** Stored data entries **
-- start --
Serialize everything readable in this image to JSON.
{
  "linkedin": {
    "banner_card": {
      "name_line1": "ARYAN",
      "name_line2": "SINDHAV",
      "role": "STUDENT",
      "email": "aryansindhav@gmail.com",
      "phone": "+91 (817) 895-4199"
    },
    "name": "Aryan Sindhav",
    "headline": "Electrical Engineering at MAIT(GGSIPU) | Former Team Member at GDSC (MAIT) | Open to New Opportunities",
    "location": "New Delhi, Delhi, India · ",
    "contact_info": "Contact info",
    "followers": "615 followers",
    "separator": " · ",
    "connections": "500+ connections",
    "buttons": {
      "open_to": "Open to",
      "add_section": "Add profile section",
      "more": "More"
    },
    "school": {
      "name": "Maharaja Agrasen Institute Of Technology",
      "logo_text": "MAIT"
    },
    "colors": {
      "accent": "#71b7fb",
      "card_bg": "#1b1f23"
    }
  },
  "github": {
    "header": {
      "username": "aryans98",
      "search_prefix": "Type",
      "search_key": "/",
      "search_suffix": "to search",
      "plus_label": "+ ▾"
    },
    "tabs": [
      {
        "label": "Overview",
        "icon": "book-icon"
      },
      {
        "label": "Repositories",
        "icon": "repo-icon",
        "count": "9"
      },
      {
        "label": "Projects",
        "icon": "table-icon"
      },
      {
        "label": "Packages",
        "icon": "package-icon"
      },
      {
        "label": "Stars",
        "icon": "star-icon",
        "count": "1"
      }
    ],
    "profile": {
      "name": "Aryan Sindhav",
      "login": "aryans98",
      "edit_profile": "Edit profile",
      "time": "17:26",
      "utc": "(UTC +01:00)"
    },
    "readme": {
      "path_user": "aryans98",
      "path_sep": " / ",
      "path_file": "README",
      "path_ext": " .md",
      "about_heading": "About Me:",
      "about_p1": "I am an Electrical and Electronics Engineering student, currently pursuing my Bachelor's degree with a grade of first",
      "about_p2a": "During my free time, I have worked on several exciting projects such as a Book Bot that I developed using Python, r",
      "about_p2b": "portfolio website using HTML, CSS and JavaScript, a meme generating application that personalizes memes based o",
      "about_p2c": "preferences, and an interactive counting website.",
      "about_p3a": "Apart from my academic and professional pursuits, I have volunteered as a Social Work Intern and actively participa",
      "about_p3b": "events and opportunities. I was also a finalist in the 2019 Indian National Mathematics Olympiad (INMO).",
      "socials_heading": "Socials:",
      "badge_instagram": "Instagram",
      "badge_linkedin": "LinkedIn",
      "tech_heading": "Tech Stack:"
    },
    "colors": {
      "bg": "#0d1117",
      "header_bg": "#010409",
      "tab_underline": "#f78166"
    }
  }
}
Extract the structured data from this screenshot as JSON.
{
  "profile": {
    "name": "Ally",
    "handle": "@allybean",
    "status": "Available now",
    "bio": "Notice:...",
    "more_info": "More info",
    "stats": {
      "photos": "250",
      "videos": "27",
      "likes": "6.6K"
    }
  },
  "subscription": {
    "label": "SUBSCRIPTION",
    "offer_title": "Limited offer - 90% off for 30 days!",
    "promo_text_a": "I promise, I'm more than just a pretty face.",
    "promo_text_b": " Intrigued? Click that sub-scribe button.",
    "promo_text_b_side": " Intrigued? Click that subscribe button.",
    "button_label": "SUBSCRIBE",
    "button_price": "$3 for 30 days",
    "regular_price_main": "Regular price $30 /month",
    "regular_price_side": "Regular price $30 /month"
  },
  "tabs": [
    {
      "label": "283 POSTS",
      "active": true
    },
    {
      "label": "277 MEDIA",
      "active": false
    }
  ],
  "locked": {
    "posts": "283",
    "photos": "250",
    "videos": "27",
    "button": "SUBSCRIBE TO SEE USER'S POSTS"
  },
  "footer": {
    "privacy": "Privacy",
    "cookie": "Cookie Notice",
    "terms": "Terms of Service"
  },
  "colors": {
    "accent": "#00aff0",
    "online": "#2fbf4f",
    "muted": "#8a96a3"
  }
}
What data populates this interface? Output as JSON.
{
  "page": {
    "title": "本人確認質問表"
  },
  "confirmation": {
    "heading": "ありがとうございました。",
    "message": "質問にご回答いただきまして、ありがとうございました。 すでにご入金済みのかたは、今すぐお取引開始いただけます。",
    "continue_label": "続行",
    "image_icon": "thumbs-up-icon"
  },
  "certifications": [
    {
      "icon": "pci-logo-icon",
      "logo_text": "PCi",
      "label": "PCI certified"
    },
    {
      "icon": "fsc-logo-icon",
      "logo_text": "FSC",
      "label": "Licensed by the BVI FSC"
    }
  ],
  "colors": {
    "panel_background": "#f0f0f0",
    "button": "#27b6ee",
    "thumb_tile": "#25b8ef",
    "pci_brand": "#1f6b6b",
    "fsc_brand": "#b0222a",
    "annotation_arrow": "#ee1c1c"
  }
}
-- end --
** Job **
Print every entry exactly as written.

** Result **
Serialize everything readable in this image to JSON.
{
  "linkedin": {
    "banner_card": {
      "name_line1": "ARYAN",
      "name_line2": "SINDHAV",
      "role": "STUDENT",
      "email": "aryansindhav@gmail.com",
      "phone": "+91 (817) 895-4199"
    },
    "name": "Aryan Sindhav",
    "headline": "Electrical Engineering at MAIT(GGSIPU) | Former Team Member at GDSC (MAIT) | Open to New Opportunities",
    "location": "New Delhi, Delhi, India · ",
    "contact_info": "Contact info",
    "followers": "615 followers",
    "separator": " · ",
    "connections": "500+ connections",
    "buttons": {
      "open_to": "Open to",
      "add_section": "Add profile section",
      "more": "More"
    },
    "school": {
      "name": "Maharaja Agrasen Institute Of Technology",
      "logo_text": "MAIT"
    },
    "colors": {
      "accent": "#71b7fb",
      "card_bg": "#1b1f23"
    }
  },
  "github": {
    "header": {
      "username": "aryans98",
      "search_prefix": "Type",
      "search_key": "/",
      "search_suffix": "to search",
      "plus_label": "+ ▾"
    },
    "tabs": [
      {
        "label": "Overview",
        "icon": "book-icon"
      },
      {
        "label": "Repositories",
        "icon": "repo-icon",
        "count": "9"
      },
      {
        "label": "Projects",
        "icon": "table-icon"
      },
      {
        "label": "Packages",
        "icon": "package-icon"
      },
      {
        "label": "Stars",
        "icon": "star-icon",
        "count": "1"
      }
    ],
    "profile": {
      "name": "Aryan Sindhav",
      "login": "aryans98",
      "edit_profile": "Edit profile",
      "time": "17:26",
      "utc": "(UTC +01:00)"
    },
    "readme": {
      "path_user": "aryans98",
      "path_sep": " / ",
      "path_file": "README",
      "path_ext": " .md",
      "about_heading": "About Me:",
      "about_p1": "I am an Electrical and Electronics Engineering student, currently pursuing my Bachelor's degree with a grade of first",
      "about_p2a": "During my free time, I have worked on several exciting projects such as a Book Bot that I developed using Python, r",
      "about_p2b": "portfolio website using HTML, CSS and JavaScript, a meme generating application that personalizes memes based o",
      "about_p2c": "preferences, and an interactive counting website.",
      "about_p3a": "Apart from my academic and professional pursuits, I have volunteered as a Social Work Intern and actively participa",
      "about_p3b": "events and opportunities. I was also a finalist in the 2019 Indian National Mathematics Olympiad (INMO).",
      "socials_heading": "Socials:",
      "badge_instagram": "Instagram",
      "badge_linkedin": "LinkedIn",
      "tech_heading": "Tech Stack:"
    },
    "colors": {
      "bg": "#0d1117",
      "header_bg": "#010409",
      "tab_underline": "#f78166"
    }
  }
}
Extract the structured data from this screenshot as JSON.
{
  "profile": {
    "name": "Ally",
    "handle": "@allybean",
    "status": "Available now",
    "bio": "Notice:...",
    "more_info": "More info",
    "stats": {
      "photos": "250",
      "videos": "27",
      "likes": "6.6K"
    }
  },
  "subscription": {
    "label": "SUBSCRIPTION",
    "offer_title": "Limited offer - 90% off for 30 days!",
    "promo_text_a": "I promise, I'm more than just a pretty face.",
    "promo_text_b": " Intrigued? Click that sub-scribe button.",
    "promo_text_b_side": " Intrigued? Click that subscribe button.",
    "button_label": "SUBSCRIBE",
    "button_price": "$3 for 30 days",
    "regular_price_main": "Regular price $30 /month",
    "regular_price_side": "Regular price $30 /month"
  },
  "tabs": [
    {
      "label": "283 POSTS",
      "active": true
    },
    {
      "label": "277 MEDIA",
      "active": false
    }
  ],
  "locked": {
    "posts": "283",
    "photos": "250",
    "videos": "27",
    "button": "SUBSCRIBE TO SEE USER'S POSTS"
  },
  "footer": {
    "privacy": "Privacy",
    "cookie": "Cookie Notice",
    "terms": "Terms of Service"
  },
  "colors": {
    "accent": "#00aff0",
    "online": "#2fbf4f",
    "muted": "#8a96a3"
  }
}
What data populates this interface? Output as JSON.
{
  "page": {
    "title": "本人確認質問表"
  },
  "confirmation": {
    "heading": "ありがとうございました。",
    "message": "質問にご回答いただきまして、ありがとうございました。 すでにご入金済みのかたは、今すぐお取引開始いただけます。",
    "continue_label": "続行",
    "image_icon": "thumbs-up-icon"
  },
  "certifications": [
    {
      "icon": "pci-logo-icon",
      "logo_text": "PCi",
      "label": "PCI certified"
    },
    {
      "icon": "fsc-logo-icon",
      "logo_text": "FSC",
      "label": "Licensed by the BVI FSC"
    }
  ],
  "colors": {
    "panel_background": "#f0f0f0",
    "button": "#27b6ee",
    "thumb_tile": "#25b8ef",
    "pci_brand": "#1f6b6b",
    "fsc_brand": "#b0222a",
    "annotation_arrow": "#ee1c1c"
  }
}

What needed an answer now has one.